## Short task A
For the clutch thread, decide whether each statement agrees with it: (i) one reply puts the cost of a clutch at $5,000 with labor; (ii) the original poster bought the car used; (iii) one reply calls a clutch failure at 20K miles unusual for a Gallardo. For each, answer yes or no and quote the deciding words.
## Short task B
Reproduce the part of the clutch thread starting with "## a4 (Oct 28, 2000)" and going on through "and general info.".

## Document passage
# Clutch



## Mr.Storm (Sep 21, 2010)

We had a clutch go with in 20K miles, idk how many exactly are on the car, im too lazy to go down and check. Anyways I know it was too soon regardless. We bought the car new. Is this a normal thing for Gallardos? Because thats not cheap to fix ($10K)  and on that note has anyone had their clutch replaced? what prices have you gotten/seen? 

Thanks


----------



## slowhatch (Jul 2, 2010)

congratulations. you are the only person in this forum with an _actual_ gallardo.


----------



## SKNKWRX (Sep 27, 1999)

slowhatch said:


> congratulations. you are the only person in this forum with an _actual_ gallardo.


Actually i have one, and a clutch is $5,000 with labor $2,800 for parts. If somebody is charging you $10,000 youre getting ripped off. Is the car e-gear or manual? I put a new clutch in at 4200 miles when I bought the car and now at 22,000 miles it is still fine. All depends on your driving style.


----------



## a4 (Oct 28, 2000)

Mr.Storm said:


> We had a clutch go with in 20K miles, idk how many exactly are on the car, im too lazy to go down and check. Anyways I know it was too soon regardless. We bought the car new. Is this a normal thing for Gallardos? Because thats not cheap to fix ($10K)  and on that note has anyone had their clutch replaced? what prices have you gotten/seen?
> 
> Thanks


That's not to out of the ordinary with only 20k on a G. Who quoted you $10k, Lambo of Washington? Your best bet is to do it your self if your able to. Here's a great write up on changing the clutch and general info.

http://www.lamborghini-talk.com/vbforum/f47/diy-clutch-change-transmission-removal-16409/

If your not able to DIY pm me for a list of shops in your area that are independant Lambo service.


----------

## Data block
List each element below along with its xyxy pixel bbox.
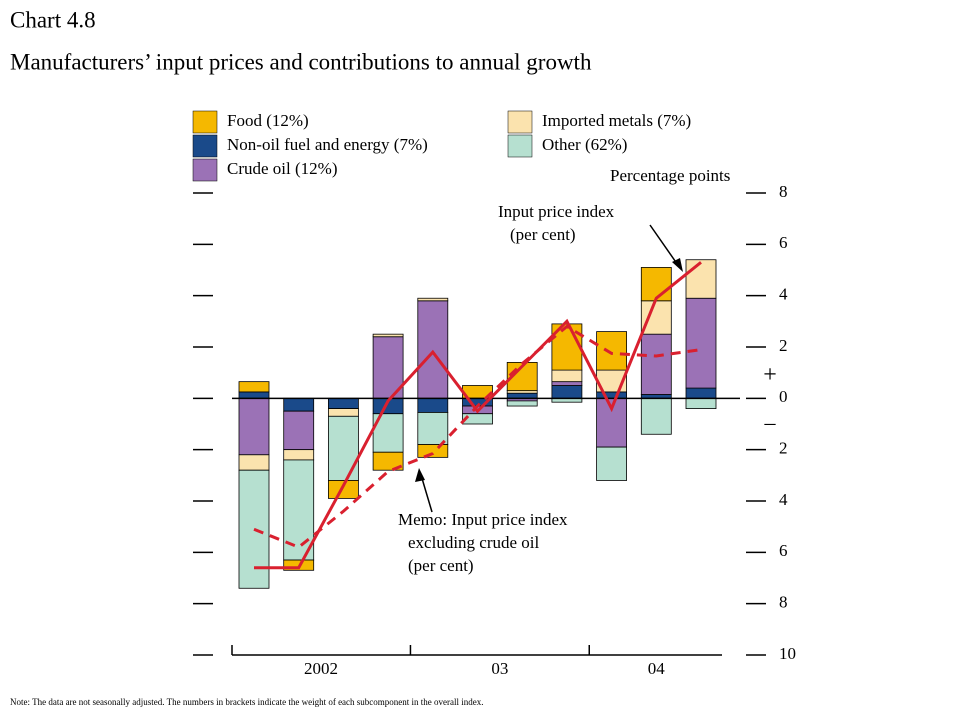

## Exercise result A
(i) Yes: "a clutch is $5,000 with labor $2,800 for parts"
(ii) No: "We bought the car new."
(iii) No: "That's not to out of the ordinary with only 20k on a G."

## Exercise result B
## a4 (Oct 28, 2000)

Mr.Storm said:


> We had a clutch go with in 20K miles, idk how many exactly are on the car, im too lazy to go down and check. Anyways I know it was too soon regardless. We bought the car new. Is this a normal thing for Gallardos? Because thats not cheap to fix ($10K)  and on that note has anyone had their clutch replaced? what prices have you gotten/seen?
> 
> Thanks


That's not to out of the ordinary with only 20k on a G. Who quoted you $10k, Lambo of Washington? Your best bet is to do it your self if your able to. Here's a great write up on changing the clutch and general info.